• [Given data]
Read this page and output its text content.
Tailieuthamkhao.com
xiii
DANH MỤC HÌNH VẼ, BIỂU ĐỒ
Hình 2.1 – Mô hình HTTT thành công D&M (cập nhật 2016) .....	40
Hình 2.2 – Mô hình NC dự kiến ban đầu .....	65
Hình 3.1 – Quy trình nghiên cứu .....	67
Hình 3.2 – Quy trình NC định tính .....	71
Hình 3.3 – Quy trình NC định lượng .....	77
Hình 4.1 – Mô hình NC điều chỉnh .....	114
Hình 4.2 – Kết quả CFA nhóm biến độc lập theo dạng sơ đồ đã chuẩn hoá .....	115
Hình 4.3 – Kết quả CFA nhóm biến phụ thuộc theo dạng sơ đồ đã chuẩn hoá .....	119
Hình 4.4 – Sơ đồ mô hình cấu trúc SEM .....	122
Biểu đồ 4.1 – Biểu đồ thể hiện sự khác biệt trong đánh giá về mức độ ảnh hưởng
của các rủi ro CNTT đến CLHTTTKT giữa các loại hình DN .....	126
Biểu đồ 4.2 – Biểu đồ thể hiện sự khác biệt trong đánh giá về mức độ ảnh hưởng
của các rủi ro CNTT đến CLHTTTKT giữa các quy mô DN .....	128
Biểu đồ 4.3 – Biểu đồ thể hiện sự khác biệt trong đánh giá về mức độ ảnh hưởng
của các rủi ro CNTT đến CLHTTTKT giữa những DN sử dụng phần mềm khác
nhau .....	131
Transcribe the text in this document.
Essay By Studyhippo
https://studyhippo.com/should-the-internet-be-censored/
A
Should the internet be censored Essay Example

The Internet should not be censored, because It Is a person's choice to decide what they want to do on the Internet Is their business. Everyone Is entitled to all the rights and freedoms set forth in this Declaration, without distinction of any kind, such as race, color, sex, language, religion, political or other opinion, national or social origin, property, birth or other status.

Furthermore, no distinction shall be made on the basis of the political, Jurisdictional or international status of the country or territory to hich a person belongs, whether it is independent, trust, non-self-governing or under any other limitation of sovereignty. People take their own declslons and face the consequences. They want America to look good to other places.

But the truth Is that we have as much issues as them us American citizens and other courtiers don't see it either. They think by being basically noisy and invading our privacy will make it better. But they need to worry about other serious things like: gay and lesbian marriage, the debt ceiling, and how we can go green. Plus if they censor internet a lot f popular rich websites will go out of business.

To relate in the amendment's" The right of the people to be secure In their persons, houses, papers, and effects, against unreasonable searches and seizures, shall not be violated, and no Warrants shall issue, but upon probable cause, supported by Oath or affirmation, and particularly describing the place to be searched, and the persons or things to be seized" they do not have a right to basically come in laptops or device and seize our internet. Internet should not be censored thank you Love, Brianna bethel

• [What needs to be done] Each entry above is to be quoted exactly.

• [Correct response]
Read this page and output its text content.
Tailieuthamkhao.com
xiii
DANH MỤC HÌNH VẼ, BIỂU ĐỒ
Hình 2.1 – Mô hình HTTT thành công D&M (cập nhật 2016) .....	40
Hình 2.2 – Mô hình NC dự kiến ban đầu .....	65
Hình 3.1 – Quy trình nghiên cứu .....	67
Hình 3.2 – Quy trình NC định tính .....	71
Hình 3.3 – Quy trình NC định lượng .....	77
Hình 4.1 – Mô hình NC điều chỉnh .....	114
Hình 4.2 – Kết quả CFA nhóm biến độc lập theo dạng sơ đồ đã chuẩn hoá .....	115
Hình 4.3 – Kết quả CFA nhóm biến phụ thuộc theo dạng sơ đồ đã chuẩn hoá .....	119
Hình 4.4 – Sơ đồ mô hình cấu trúc SEM .....	122
Biểu đồ 4.1 – Biểu đồ thể hiện sự khác biệt trong đánh giá về mức độ ảnh hưởng
của các rủi ro CNTT đến CLHTTTKT giữa các loại hình DN .....	126
Biểu đồ 4.2 – Biểu đồ thể hiện sự khác biệt trong đánh giá về mức độ ảnh hưởng
của các rủi ro CNTT đến CLHTTTKT giữa các quy mô DN .....	128
Biểu đồ 4.3 – Biểu đồ thể hiện sự khác biệt trong đánh giá về mức độ ảnh hưởng
của các rủi ro CNTT đến CLHTTTKT giữa những DN sử dụng phần mềm khác
nhau .....	131
Transcribe the text in this document.
Essay By Studyhippo
https://studyhippo.com/should-the-internet-be-censored/
A
Should the internet be censored Essay Example

The Internet should not be censored, because It Is a person's choice to decide what they want to do on the Internet Is their business. Everyone Is entitled to all the rights and freedoms set forth in this Declaration, without distinction of any kind, such as race, color, sex, language, religion, political or other opinion, national or social origin, property, birth or other status.

Furthermore, no distinction shall be made on the basis of the political, Jurisdictional or international status of the country or territory to hich a person belongs, whether it is independent, trust, non-self-governing or under any other limitation of sovereignty. People take their own declslons and face the consequences. They want America to look good to other places.

But the truth Is that we have as much issues as them us American citizens and other courtiers don't see it either. They think by being basically noisy and invading our privacy will make it better. But they need to worry about other serious things like: gay and lesbian marriage, the debt ceiling, and how we can go green. Plus if they censor internet a lot f popular rich websites will go out of business.

To relate in the amendment's" The right of the people to be secure In their persons, houses, papers, and effects, against unreasonable searches and seizures, shall not be violated, and no Warrants shall issue, but upon probable cause, supported by Oath or affirmation, and particularly describing the place to be searched, and the persons or things to be seized" they do not have a right to basically come in laptops or device and seize our internet. Internet should not be censored thank you Love, Brianna bethel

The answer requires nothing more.